Give back every line exactly as it appears, pictures excluded.

════

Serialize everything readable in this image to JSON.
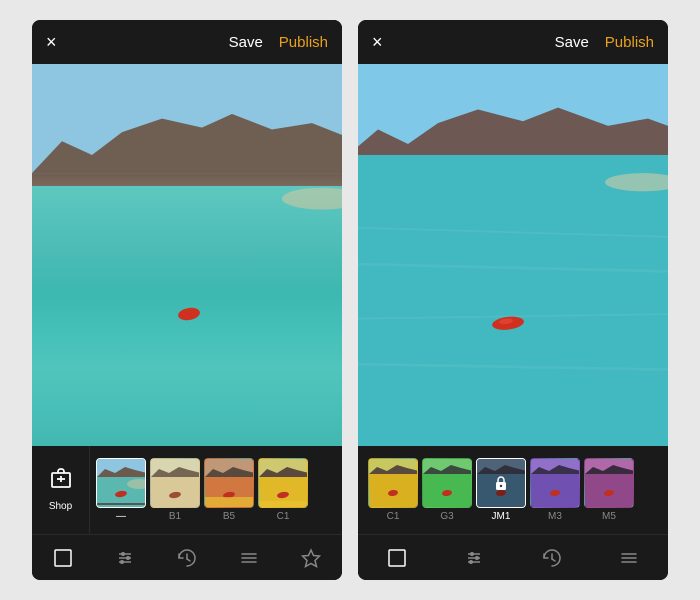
{
  "app": {
    "background_color": "#e8e8e8"
  },
  "panels": [
    {
      "id": "left",
      "header": {
        "close_label": "×",
        "save_label": "Save",
        "publish_label": "Publish"
      },
      "bottom_toolbar": {
        "icons": [
          "frame-icon",
          "sliders-icon",
          "history-icon",
          "menu-icon",
          "star-icon"
        ]
      },
      "filter_strip": {
        "shop_label": "Shop",
        "filters": [
          {
            "id": "none",
            "label": "",
            "selected": true,
            "thumb_class": "thumb-none"
          },
          {
            "id": "B1",
            "label": "B1",
            "selected": false,
            "thumb_class": "thumb-b1"
          },
          {
            "id": "B5",
            "label": "B5",
            "selected": false,
            "thumb_class": "thumb-b5"
          },
          {
            "id": "C1",
            "label": "C1",
            "selected": false,
            "thumb_class": "thumb-c1"
          }
        ]
      }
    },
    {
      "id": "right",
      "header": {
        "close_label": "×",
        "save_label": "Save",
        "publish_label": "Publish"
      },
      "bottom_toolbar": {
        "icons": [
          "frame-icon",
          "sliders-icon",
          "history-icon",
          "menu-icon"
        ]
      },
      "filter_strip": {
        "filters": [
          {
            "id": "C1",
            "label": "C1",
            "selected": false,
            "thumb_class": "thumb-c1b"
          },
          {
            "id": "G3",
            "label": "G3",
            "selected": false,
            "thumb_class": "thumb-g3"
          },
          {
            "id": "JM1",
            "label": "JM1",
            "selected": true,
            "thumb_class": "thumb-jm1",
            "locked": true
          },
          {
            "id": "M3",
            "label": "M3",
            "selected": false,
            "thumb_class": "thumb-m3"
          },
          {
            "id": "M5",
            "label": "M5",
            "selected": false,
            "thumb_class": "thumb-m5"
          }
        ]
      }
    }
  ]
}
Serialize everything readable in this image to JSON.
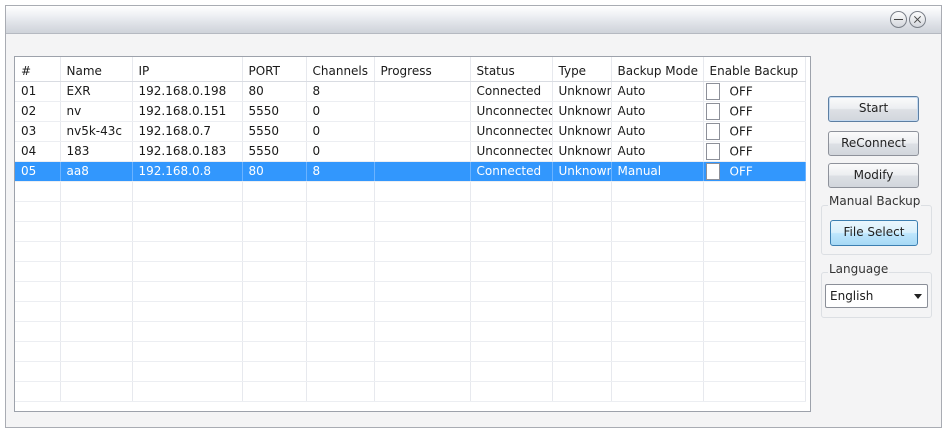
{
  "table": {
    "columns": [
      "#",
      "Name",
      "IP",
      "PORT",
      "Channels",
      "Progress",
      "Status",
      "Type",
      "Backup Mode",
      "Enable Backup"
    ],
    "rows": [
      {
        "num": "01",
        "name": "EXR",
        "ip": "192.168.0.198",
        "port": "80",
        "channels": "8",
        "progress": "",
        "status": "Connected",
        "type": "Unknown",
        "mode": "Auto",
        "enable": "OFF"
      },
      {
        "num": "02",
        "name": "nv",
        "ip": "192.168.0.151",
        "port": "5550",
        "channels": "0",
        "progress": "",
        "status": "Unconnected",
        "type": "Unknown",
        "mode": "Auto",
        "enable": "OFF"
      },
      {
        "num": "03",
        "name": "nv5k-43c",
        "ip": "192.168.0.7",
        "port": "5550",
        "channels": "0",
        "progress": "",
        "status": "Unconnected",
        "type": "Unknown",
        "mode": "Auto",
        "enable": "OFF"
      },
      {
        "num": "04",
        "name": "183",
        "ip": "192.168.0.183",
        "port": "5550",
        "channels": "0",
        "progress": "",
        "status": "Unconnected",
        "type": "Unknown",
        "mode": "Auto",
        "enable": "OFF"
      },
      {
        "num": "05",
        "name": "aa8",
        "ip": "192.168.0.8",
        "port": "80",
        "channels": "8",
        "progress": "",
        "status": "Connected",
        "type": "Unknown",
        "mode": "Manual",
        "enable": "OFF"
      }
    ],
    "selected_row": 4
  },
  "buttons": {
    "start": "Start",
    "reconnect": "ReConnect",
    "modify": "Modify",
    "file_select": "File Select"
  },
  "groups": {
    "manual_backup": "Manual Backup",
    "language": "Language"
  },
  "language": {
    "selected": "English"
  },
  "colors": {
    "selection": "#3297fd"
  }
}
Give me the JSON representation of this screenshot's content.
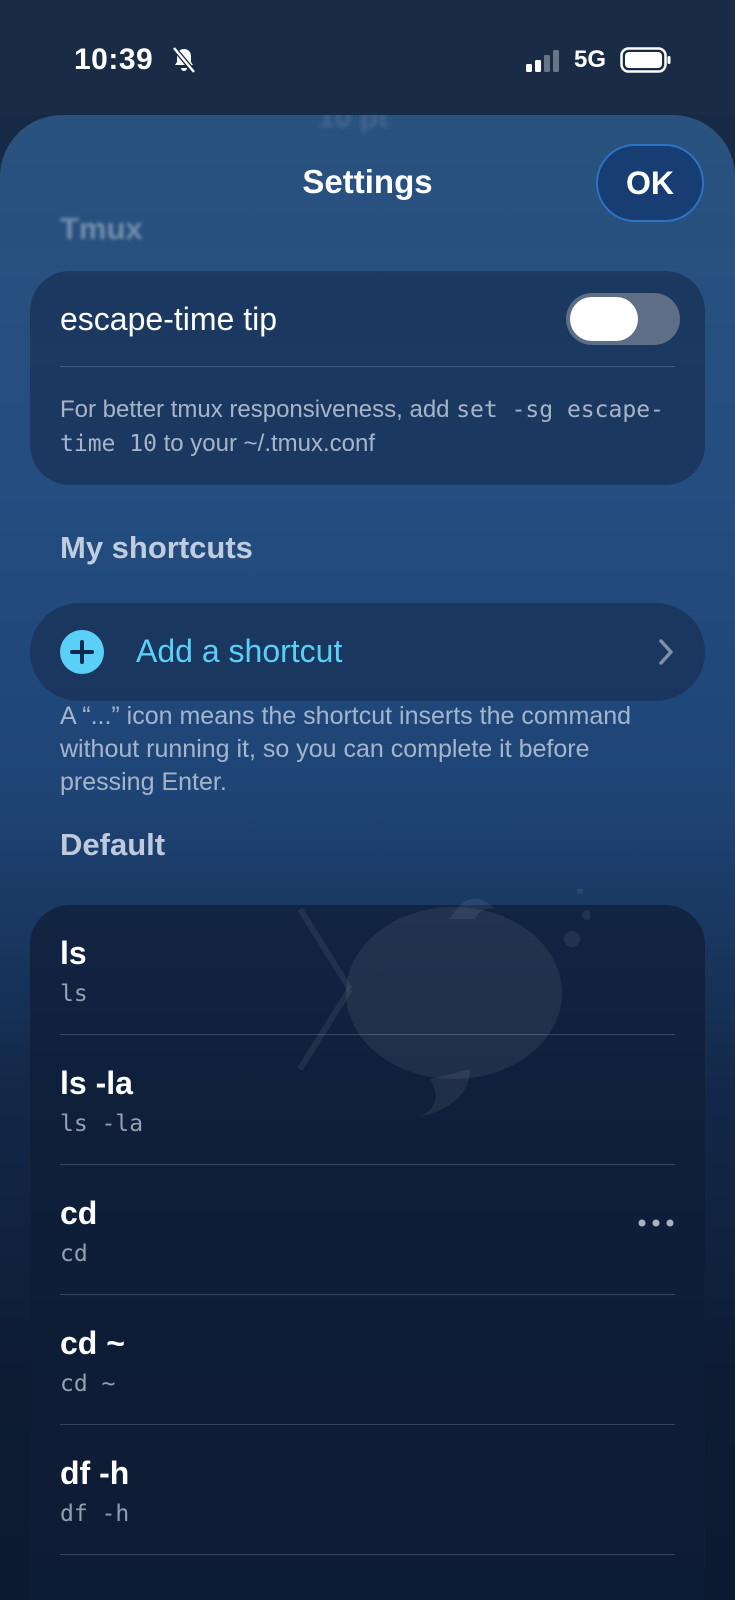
{
  "status_bar": {
    "time": "10:39",
    "network": "5G"
  },
  "sheet": {
    "title": "Settings",
    "ok_label": "OK",
    "ghost_title": "10 pt"
  },
  "tmux": {
    "section_title": "Tmux",
    "toggle_label": "escape-time tip",
    "toggle_on": false,
    "tip_prefix": "For better tmux responsiveness, add ",
    "tip_code": "set -sg escape-time 10",
    "tip_suffix": " to your ~/.tmux.conf"
  },
  "my_shortcuts": {
    "section_title": "My shortcuts",
    "add_label": "Add a shortcut",
    "footnote": "A “...” icon means the shortcut inserts the command without running it, so you can complete it before pressing Enter."
  },
  "default": {
    "section_title": "Default",
    "items": [
      {
        "title": "ls",
        "command": "ls"
      },
      {
        "title": "ls -la",
        "command": "ls -la"
      },
      {
        "title": "cd",
        "command": "cd",
        "insert_only": true
      },
      {
        "title": "cd ~",
        "command": "cd ~"
      },
      {
        "title": "df -h",
        "command": "df -h"
      }
    ]
  },
  "colors": {
    "accent": "#5bd0f7",
    "ok_button": "#173d73"
  },
  "icons": [
    "bell-slash-icon",
    "signal-icon",
    "battery-icon",
    "plus-circle-icon",
    "chevron-right-icon",
    "more-icon",
    "app-watermark-icon"
  ]
}
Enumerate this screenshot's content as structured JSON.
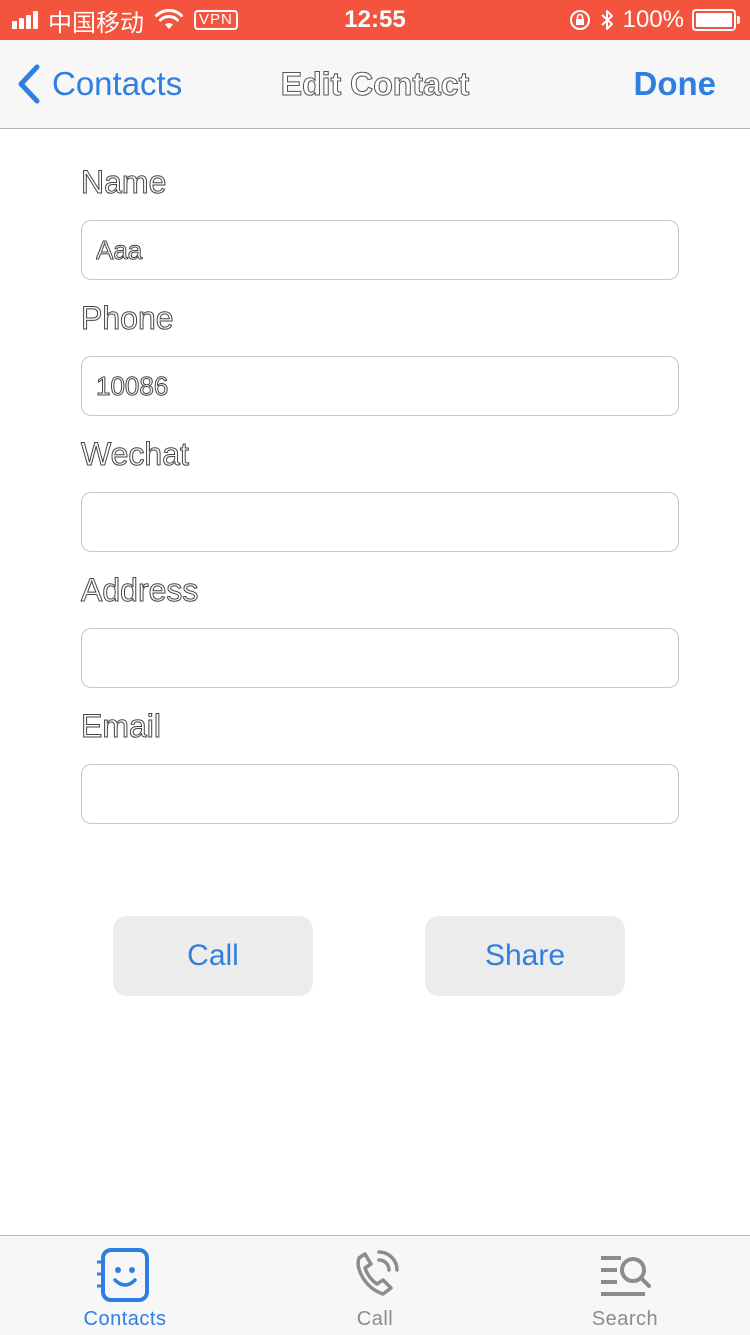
{
  "status_bar": {
    "carrier": "中国移动",
    "vpn": "VPN",
    "time": "12:55",
    "battery": "100%",
    "background_color": "#f4533d"
  },
  "nav": {
    "back_label": "Contacts",
    "title": "Edit Contact",
    "done_label": "Done",
    "accent_color": "#2f7fe0"
  },
  "form": {
    "fields": [
      {
        "label": "Name",
        "value": "Aaa"
      },
      {
        "label": "Phone",
        "value": "10086"
      },
      {
        "label": "Wechat",
        "value": ""
      },
      {
        "label": "Address",
        "value": ""
      },
      {
        "label": "Email",
        "value": ""
      }
    ]
  },
  "actions": {
    "call_label": "Call",
    "share_label": "Share"
  },
  "tabs": [
    {
      "label": "Contacts",
      "icon": "contacts-face-icon",
      "active": true
    },
    {
      "label": "Call",
      "icon": "phone-handset-icon",
      "active": false
    },
    {
      "label": "Search",
      "icon": "search-list-icon",
      "active": false
    }
  ]
}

════

> _CORRECT OUTPUT_:
Serialize everything readable in this image to JSON.
{
  "app": {
    "background_color": "#e8e8e8"
  },
  "panels": [
    {
      "id": "left",
      "header": {
        "close_label": "×",
        "save_label": "Save",
        "publish_label": "Publish"
      },
      "bottom_toolbar": {
        "icons": [
          "frame-icon",
          "sliders-icon",
          "history-icon",
          "menu-icon",
          "star-icon"
        ]
      },
      "filter_strip": {
        "shop_label": "Shop",
        "filters": [
          {
            "id": "none",
            "label": "",
            "selected": true,
            "thumb_class": "thumb-none"
          },
          {
            "id": "B1",
            "label": "B1",
            "selected": false,
            "thumb_class": "thumb-b1"
          },
          {
            "id": "B5",
            "label": "B5",
            "selected": false,
            "thumb_class": "thumb-b5"
          },
          {
            "id": "C1",
            "label": "C1",
            "selected": false,
            "thumb_class": "thumb-c1"
          }
        ]
      }
    },
    {
      "id": "right",
      "header": {
        "close_label": "×",
        "save_label": "Save",
        "publish_label": "Publish"
      },
      "bottom_toolbar": {
        "icons": [
          "frame-icon",
          "sliders-icon",
          "history-icon",
          "menu-icon"
        ]
      },
      "filter_strip": {
        "filters": [
          {
            "id": "C1",
            "label": "C1",
            "selected": false,
            "thumb_class": "thumb-c1b"
          },
          {
            "id": "G3",
            "label": "G3",
            "selected": false,
            "thumb_class": "thumb-g3"
          },
          {
            "id": "JM1",
            "label": "JM1",
            "selected": true,
            "thumb_class": "thumb-jm1",
            "locked": true
          },
          {
            "id": "M3",
            "label": "M3",
            "selected": false,
            "thumb_class": "thumb-m3"
          },
          {
            "id": "M5",
            "label": "M5",
            "selected": false,
            "thumb_class": "thumb-m5"
          }
        ]
      }
    }
  ]
}
Serialize everything readable in this image to JSON.
{
  "table": {
    "columns": [
      "#",
      "Name",
      "IP",
      "PORT",
      "Channels",
      "Progress",
      "Status",
      "Type",
      "Backup Mode",
      "Enable Backup"
    ],
    "rows": [
      {
        "num": "01",
        "name": "EXR",
        "ip": "192.168.0.198",
        "port": "80",
        "channels": "8",
        "progress": "",
        "status": "Connected",
        "type": "Unknown",
        "mode": "Auto",
        "enable": "OFF"
      },
      {
        "num": "02",
        "name": "nv",
        "ip": "192.168.0.151",
        "port": "5550",
        "channels": "0",
        "progress": "",
        "status": "Unconnected",
        "type": "Unknown",
        "mode": "Auto",
        "enable": "OFF"
      },
      {
        "num": "03",
        "name": "nv5k-43c",
        "ip": "192.168.0.7",
        "port": "5550",
        "channels": "0",
        "progress": "",
        "status": "Unconnected",
        "type": "Unknown",
        "mode": "Auto",
        "enable": "OFF"
      },
      {
        "num": "04",
        "name": "183",
        "ip": "192.168.0.183",
        "port": "5550",
        "channels": "0",
        "progress": "",
        "status": "Unconnected",
        "type": "Unknown",
        "mode": "Auto",
        "enable": "OFF"
      },
      {
        "num": "05",
        "name": "aa8",
        "ip": "192.168.0.8",
        "port": "80",
        "channels": "8",
        "progress": "",
        "status": "Connected",
        "type": "Unknown",
        "mode": "Manual",
        "enable": "OFF"
      }
    ],
    "selected_row": 4
  },
  "buttons": {
    "start": "Start",
    "reconnect": "ReConnect",
    "modify": "Modify",
    "file_select": "File Select"
  },
  "groups": {
    "manual_backup": "Manual Backup",
    "language": "Language"
  },
  "language": {
    "selected": "English"
  },
  "colors": {
    "selection": "#3297fd"
  }
}
Give me the JSON representation of this screenshot's content.
{
  "status_bar": {
    "time": "10:39",
    "network": "5G"
  },
  "sheet": {
    "title": "Settings",
    "ok_label": "OK",
    "ghost_title": "10 pt"
  },
  "tmux": {
    "section_title": "Tmux",
    "toggle_label": "escape-time tip",
    "toggle_on": false,
    "tip_prefix": "For better tmux responsiveness, add ",
    "tip_code": "set -sg escape-time 10",
    "tip_suffix": " to your ~/.tmux.conf"
  },
  "my_shortcuts": {
    "section_title": "My shortcuts",
    "add_label": "Add a shortcut",
    "footnote": "A “...” icon means the shortcut inserts the command without running it, so you can complete it before pressing Enter."
  },
  "default": {
    "section_title": "Default",
    "items": [
      {
        "title": "ls",
        "command": "ls"
      },
      {
        "title": "ls -la",
        "command": "ls -la"
      },
      {
        "title": "cd",
        "command": "cd",
        "insert_only": true
      },
      {
        "title": "cd ~",
        "command": "cd ~"
      },
      {
        "title": "df -h",
        "command": "df -h"
      }
    ]
  },
  "colors": {
    "accent": "#5bd0f7",
    "ok_button": "#173d73"
  },
  "icons": [
    "bell-slash-icon",
    "signal-icon",
    "battery-icon",
    "plus-circle-icon",
    "chevron-right-icon",
    "more-icon",
    "app-watermark-icon"
  ]
}
Enumerate this screenshot's content as structured JSON.
{
  "status_bar": {
    "carrier": "中国移动",
    "vpn": "VPN",
    "time": "12:55",
    "battery": "100%",
    "background_color": "#f4533d"
  },
  "nav": {
    "back_label": "Contacts",
    "title": "Edit Contact",
    "done_label": "Done",
    "accent_color": "#2f7fe0"
  },
  "form": {
    "fields": [
      {
        "label": "Name",
        "value": "Aaa"
      },
      {
        "label": "Phone",
        "value": "10086"
      },
      {
        "label": "Wechat",
        "value": ""
      },
      {
        "label": "Address",
        "value": ""
      },
      {
        "label": "Email",
        "value": ""
      }
    ]
  },
  "actions": {
    "call_label": "Call",
    "share_label": "Share"
  },
  "tabs": [
    {
      "label": "Contacts",
      "icon": "contacts-face-icon",
      "active": true
    },
    {
      "label": "Call",
      "icon": "phone-handset-icon",
      "active": false
    },
    {
      "label": "Search",
      "icon": "search-list-icon",
      "active": false
    }
  ]
}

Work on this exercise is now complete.